Work required:
Return all lines in the material below that contain "уходе".

Stored data:
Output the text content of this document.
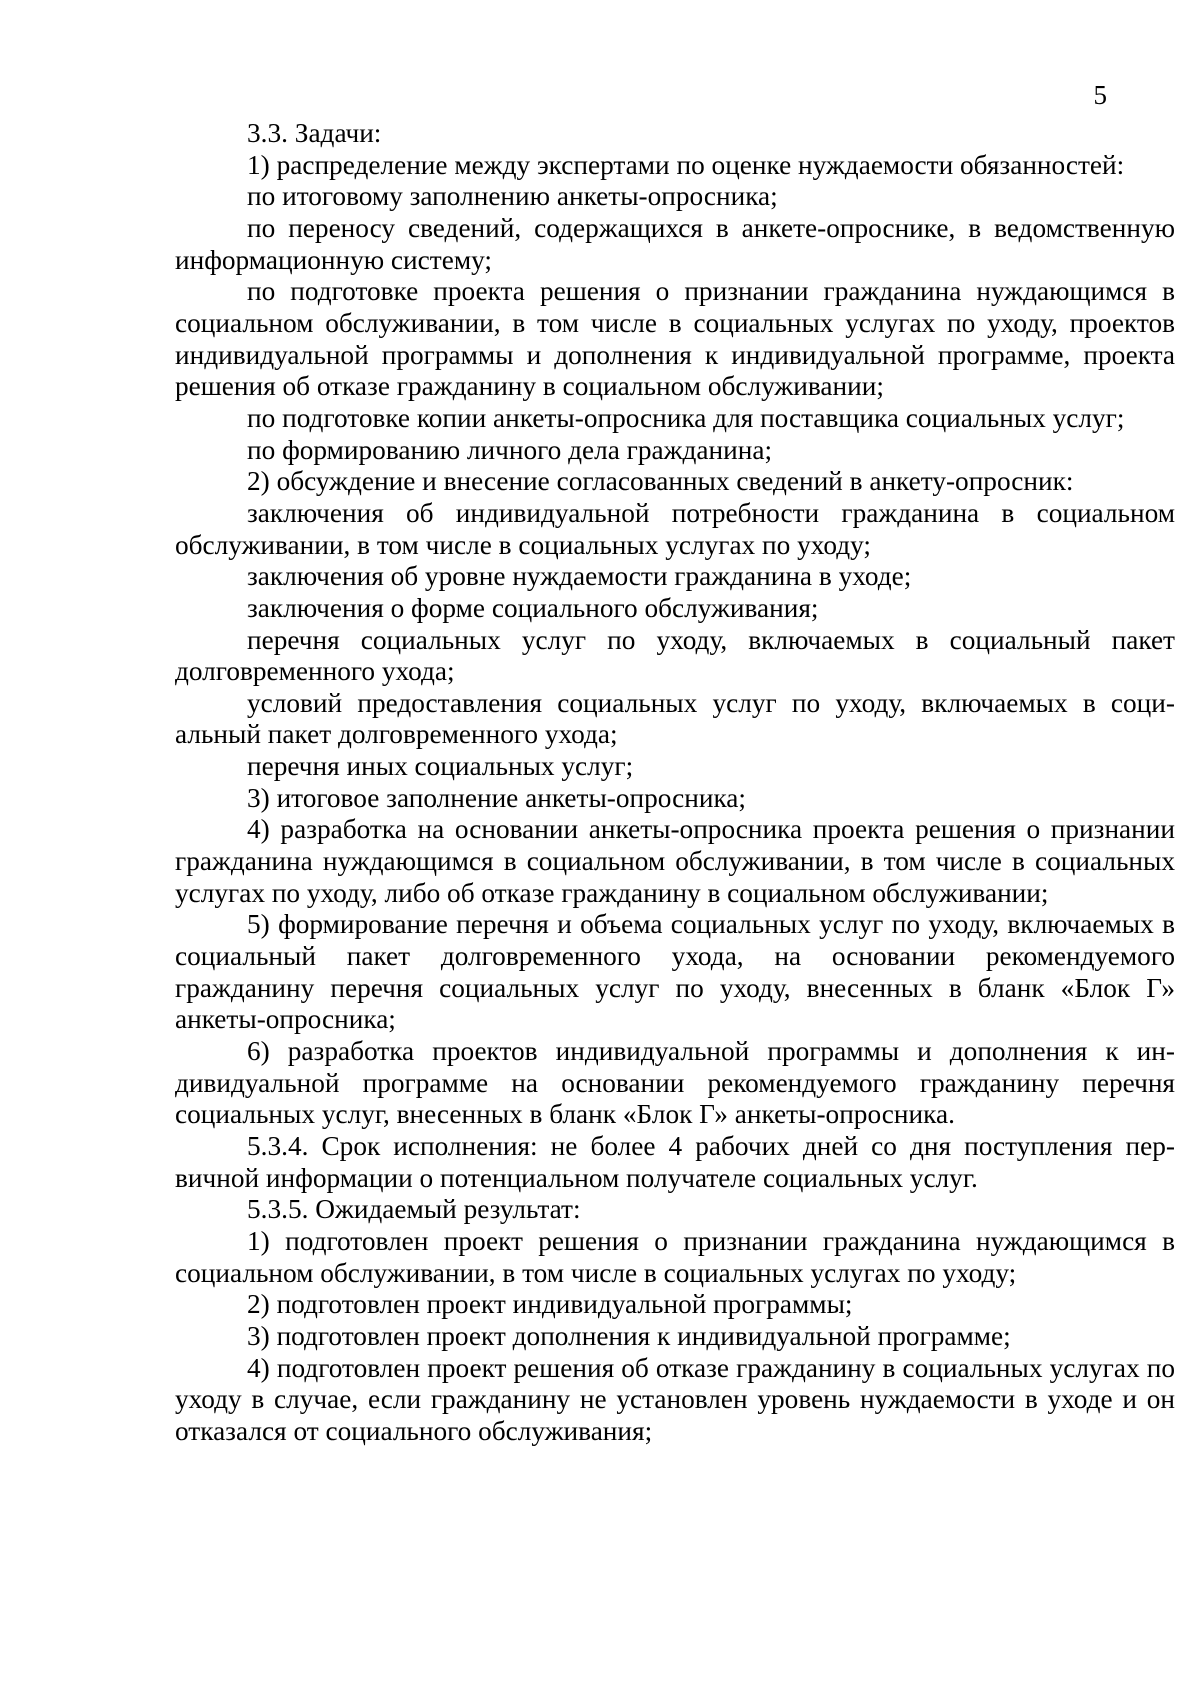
5

3.3. Задачи:

1) распределение между экспертами по оценке нуждаемости обязанностей:

по итоговому заполнению анкеты-опросника;

по переносу сведений, содержащихся в анкете-опроснике, в ведомственную информационную систему;

по подготовке проекта решения о признании гражданина нуждающимся в социальном обслуживании, в том числе в социальных услугах по уходу, проектов индивидуальной программы и дополнения к индивидуальной программе, проекта решения об отказе гражданину в социальном обслуживании;

по подготовке копии анкеты-опросника для поставщика социальных услуг;

по формированию личного дела гражданина;

2) обсуждение и внесение согласованных сведений в анкету-опросник:

заключения об индивидуальной потребности гражданина в социальном обслуживании, в том числе в социальных услугах по уходу;

заключения об уровне нуждаемости гражданина в уходе;

заключения о форме социального обслуживания;

перечня социальных услуг по уходу, включаемых в социальный пакет долговременного ухода;

условий предоставления социальных услуг по уходу, включаемых в социальный пакет долговременного ухода;

перечня иных социальных услуг;

3) итоговое заполнение анкеты-опросника;

4) разработка на основании анкеты-опросника проекта решения о признании гражданина нуждающимся в социальном обслуживании, в том числе в социальных услугах по уходу, либо об отказе гражданину в социальном обслуживании;

5) формирование перечня и объема социальных услуг по уходу, включаемых в социальный пакет долговременного ухода, на основании рекомендуемого гражданину перечня социальных услуг по уходу, внесенных в бланк «Блок Г» анкеты-опросника;

6) разработка проектов индивидуальной программы и дополнения к индивидуальной программе на основании рекомендуемого гражданину перечня социальных услуг, внесенных в бланк «Блок Г» анкеты-опросника.

5.3.4. Срок исполнения: не более 4 рабочих дней со дня поступления первичной информации о потенциальном получателе социальных услуг.

5.3.5. Ожидаемый результат:

1) подготовлен проект решения о признании гражданина нуждающимся в социальном обслуживании, в том числе в социальных услугах по уходу;

2) подготовлен проект индивидуальной программы;

3) подготовлен проект дополнения к индивидуальной программе;

4) подготовлен проект решения об отказе гражданину в социальных услугах по уходу в случае, если гражданину не установлен уровень нуждаемости в уходе и он отказался от социального обслуживания;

Result of this exercise:
заключения об уровне нуждаемости гражданина в уходе;
4) подготовлен проект решения об отказе гражданину в социальных услугах по уходу в случае, если гражданину не установлен уровень нуждаемости в уходе и он отказался от социального обслуживания;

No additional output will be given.